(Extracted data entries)
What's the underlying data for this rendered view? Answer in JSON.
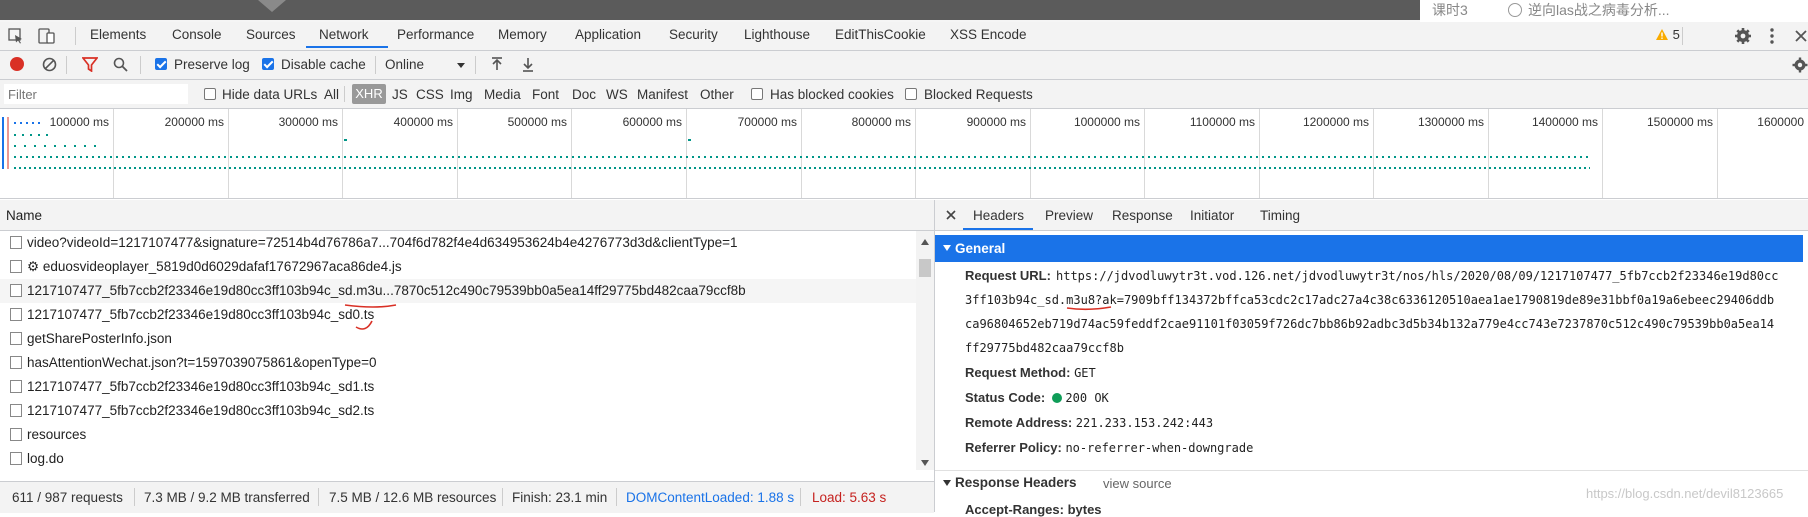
{
  "page_strip": {
    "right_text_1": "课时3",
    "right_text_2": "逆向las战之病毒分析..."
  },
  "tabs": [
    "Elements",
    "Console",
    "Sources",
    "Network",
    "Performance",
    "Memory",
    "Application",
    "Security",
    "Lighthouse",
    "EditThisCookie",
    "XSS Encode"
  ],
  "active_tab": "Network",
  "warnings": {
    "count": "5"
  },
  "toolbar": {
    "preserve_log": "Preserve log",
    "disable_cache": "Disable cache",
    "throttle": "Online"
  },
  "filterbar": {
    "placeholder": "Filter",
    "hide_data_urls": "Hide data URLs",
    "types": [
      "All",
      "XHR",
      "JS",
      "CSS",
      "Img",
      "Media",
      "Font",
      "Doc",
      "WS",
      "Manifest",
      "Other"
    ],
    "active_type": "XHR",
    "has_blocked_cookies": "Has blocked cookies",
    "blocked_requests": "Blocked Requests"
  },
  "timeline": {
    "ticks": [
      "100000 ms",
      "200000 ms",
      "300000 ms",
      "400000 ms",
      "500000 ms",
      "600000 ms",
      "700000 ms",
      "800000 ms",
      "900000 ms",
      "1000000 ms",
      "1100000 ms",
      "1200000 ms",
      "1300000 ms",
      "1400000 ms",
      "1500000 ms",
      "1600000"
    ]
  },
  "requests": {
    "header": "Name",
    "rows": [
      "video?videoId=1217107477&signature=72514b4d76786a7...704f6d782f4e4d634953624b4e4276773d3d&clientType=1",
      "⚙ eduosvideoplayer_5819d0d6029dafaf17672967aca86de4.js",
      "1217107477_5fb7ccb2f23346e19d80cc3ff103b94c_sd.m3u...7870c512c490c79539bb0a5ea14ff29775bd482caa79ccf8b",
      "1217107477_5fb7ccb2f23346e19d80cc3ff103b94c_sd0.ts",
      "getSharePosterInfo.json",
      "hasAttentionWechat.json?t=1597039075861&openType=0",
      "1217107477_5fb7ccb2f23346e19d80cc3ff103b94c_sd1.ts",
      "1217107477_5fb7ccb2f23346e19d80cc3ff103b94c_sd2.ts",
      "resources",
      "log.do"
    ]
  },
  "status": {
    "requests": "611 / 987 requests",
    "transferred": "7.3 MB / 9.2 MB transferred",
    "resources": "7.5 MB / 12.6 MB resources",
    "finish": "Finish: 23.1 min",
    "dom": "DOMContentLoaded: 1.88 s",
    "load": "Load: 5.63 s"
  },
  "detail": {
    "tabs": [
      "Headers",
      "Preview",
      "Response",
      "Initiator",
      "Timing"
    ],
    "active_tab": "Headers",
    "general_title": "General",
    "request_url_label": "Request URL:",
    "request_url_lines": [
      "https://jdvodluwytr3t.vod.126.net/jdvodluwytr3t/nos/hls/2020/08/09/1217107477_5fb7ccb2f23346e19d80cc",
      "3ff103b94c_sd.m3u8?ak=7909bff134372bffca53cdc2c17adc27a4c38c6336120510aea1ae1790819de89e31bbf0a19a6ebeec29406ddb",
      "ca96804652eb719d74ac59feddf2cae91101f03059f726dc7bb86b92adbc3d5b34b132a779e4cc743e7237870c512c490c79539bb0a5ea14",
      "ff29775bd482caa79ccf8b"
    ],
    "request_method_label": "Request Method:",
    "request_method": "GET",
    "status_code_label": "Status Code:",
    "status_code": "200 OK",
    "remote_address_label": "Remote Address:",
    "remote_address": "221.233.153.242:443",
    "referrer_policy_label": "Referrer Policy:",
    "referrer_policy": "no-referrer-when-downgrade",
    "response_headers_title": "Response Headers",
    "view_source": "view source",
    "next_header_partial": "Accept-Ranges: bytes"
  },
  "watermark": "https://blog.csdn.net/devil8123665",
  "colors": {
    "accent": "#1a73e8",
    "record_red": "#d93025",
    "status_green": "#0f9d58",
    "load_red": "#c5221f",
    "dom_blue": "#1a73e8"
  }
}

(WRITTEN EXERCISE):
All the lines above are to be reproduced exactly, except the pictures.

(THE OUTPUT):
What's the underlying data for this rendered view? Answer in JSON.
{
  "page_strip": {
    "right_text_1": "课时3",
    "right_text_2": "逆向las战之病毒分析..."
  },
  "tabs": [
    "Elements",
    "Console",
    "Sources",
    "Network",
    "Performance",
    "Memory",
    "Application",
    "Security",
    "Lighthouse",
    "EditThisCookie",
    "XSS Encode"
  ],
  "active_tab": "Network",
  "warnings": {
    "count": "5"
  },
  "toolbar": {
    "preserve_log": "Preserve log",
    "disable_cache": "Disable cache",
    "throttle": "Online"
  },
  "filterbar": {
    "placeholder": "Filter",
    "hide_data_urls": "Hide data URLs",
    "types": [
      "All",
      "XHR",
      "JS",
      "CSS",
      "Img",
      "Media",
      "Font",
      "Doc",
      "WS",
      "Manifest",
      "Other"
    ],
    "active_type": "XHR",
    "has_blocked_cookies": "Has blocked cookies",
    "blocked_requests": "Blocked Requests"
  },
  "timeline": {
    "ticks": [
      "100000 ms",
      "200000 ms",
      "300000 ms",
      "400000 ms",
      "500000 ms",
      "600000 ms",
      "700000 ms",
      "800000 ms",
      "900000 ms",
      "1000000 ms",
      "1100000 ms",
      "1200000 ms",
      "1300000 ms",
      "1400000 ms",
      "1500000 ms",
      "1600000"
    ]
  },
  "requests": {
    "header": "Name",
    "rows": [
      "video?videoId=1217107477&signature=72514b4d76786a7...704f6d782f4e4d634953624b4e4276773d3d&clientType=1",
      "⚙ eduosvideoplayer_5819d0d6029dafaf17672967aca86de4.js",
      "1217107477_5fb7ccb2f23346e19d80cc3ff103b94c_sd.m3u...7870c512c490c79539bb0a5ea14ff29775bd482caa79ccf8b",
      "1217107477_5fb7ccb2f23346e19d80cc3ff103b94c_sd0.ts",
      "getSharePosterInfo.json",
      "hasAttentionWechat.json?t=1597039075861&openType=0",
      "1217107477_5fb7ccb2f23346e19d80cc3ff103b94c_sd1.ts",
      "1217107477_5fb7ccb2f23346e19d80cc3ff103b94c_sd2.ts",
      "resources",
      "log.do"
    ]
  },
  "status": {
    "requests": "611 / 987 requests",
    "transferred": "7.3 MB / 9.2 MB transferred",
    "resources": "7.5 MB / 12.6 MB resources",
    "finish": "Finish: 23.1 min",
    "dom": "DOMContentLoaded: 1.88 s",
    "load": "Load: 5.63 s"
  },
  "detail": {
    "tabs": [
      "Headers",
      "Preview",
      "Response",
      "Initiator",
      "Timing"
    ],
    "active_tab": "Headers",
    "general_title": "General",
    "request_url_label": "Request URL:",
    "request_url_lines": [
      "https://jdvodluwytr3t.vod.126.net/jdvodluwytr3t/nos/hls/2020/08/09/1217107477_5fb7ccb2f23346e19d80cc",
      "3ff103b94c_sd.m3u8?ak=7909bff134372bffca53cdc2c17adc27a4c38c6336120510aea1ae1790819de89e31bbf0a19a6ebeec29406ddb",
      "ca96804652eb719d74ac59feddf2cae91101f03059f726dc7bb86b92adbc3d5b34b132a779e4cc743e7237870c512c490c79539bb0a5ea14",
      "ff29775bd482caa79ccf8b"
    ],
    "request_method_label": "Request Method:",
    "request_method": "GET",
    "status_code_label": "Status Code:",
    "status_code": "200 OK",
    "remote_address_label": "Remote Address:",
    "remote_address": "221.233.153.242:443",
    "referrer_policy_label": "Referrer Policy:",
    "referrer_policy": "no-referrer-when-downgrade",
    "response_headers_title": "Response Headers",
    "view_source": "view source",
    "next_header_partial": "Accept-Ranges: bytes"
  },
  "watermark": "https://blog.csdn.net/devil8123665",
  "colors": {
    "accent": "#1a73e8",
    "record_red": "#d93025",
    "status_green": "#0f9d58",
    "load_red": "#c5221f",
    "dom_blue": "#1a73e8"
  }
}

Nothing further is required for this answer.